Data extracted from a collection =>
┌────────
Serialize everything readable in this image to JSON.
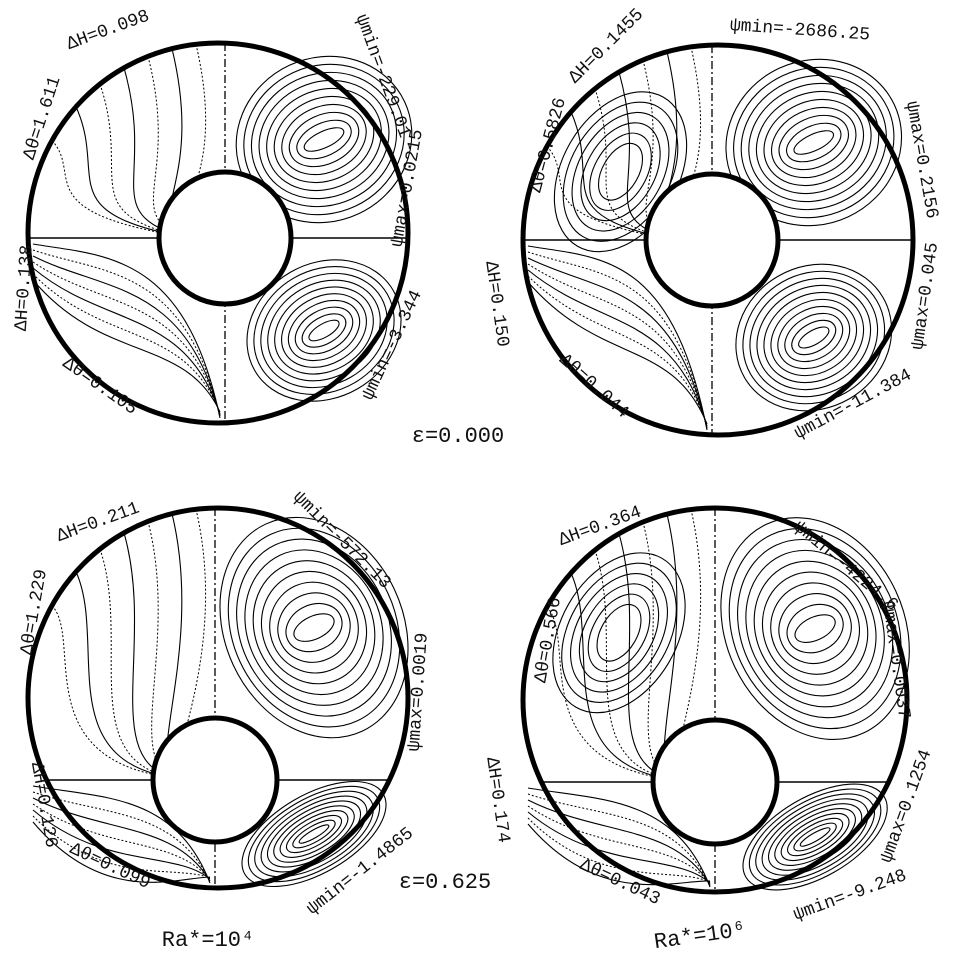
{
  "panels": [
    {
      "labels": [
        "ΔH=0.098",
        "ψmin=-229.01",
        "Δθ=1.611",
        "ψmax=0.0215",
        "ΔH=0.138",
        "ψmin=-3.344",
        "Δθ=0.105"
      ]
    },
    {
      "labels": [
        "ΔH=0.1455",
        "ψmin=-2686.25",
        "ψmax=0.2156",
        "Δθ=0.5826",
        "ψmax=0.045",
        "ΔH=0.150",
        "Δθ=0.044",
        "ψmin=-11.384"
      ]
    },
    {
      "labels": [
        "ΔH=0.211",
        "ψmin=-572.13",
        "Δθ=1.229",
        "ψmax=0.0019",
        "ΔH=0.126",
        "Δθ=0.099",
        "ψmin=-1.4865"
      ]
    },
    {
      "labels": [
        "ΔH=0.364",
        "ψmin=-4224.6",
        "Δθ=0.566",
        "ψmax=0.0037",
        "ψmax=0.1254",
        "ΔH=0.174",
        "Δθ=0.043",
        "ψmin=-9.248"
      ]
    }
  ],
  "epsilon_labels": [
    "ε=0.000",
    "ε=0.625"
  ],
  "ra_labels": [
    "Ra*=10⁴",
    "Ra*=10⁶"
  ]
}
└────────
Filter the entries above down to the lines containing the word "ψmin".

        "ψmin=-229.01",
        "ψmin=-3.344",
        "ψmin=-2686.25",
        "ψmin=-11.384"
        "ψmin=-572.13",
        "ψmin=-1.4865"
        "ψmin=-4224.6",
        "ψmin=-9.248"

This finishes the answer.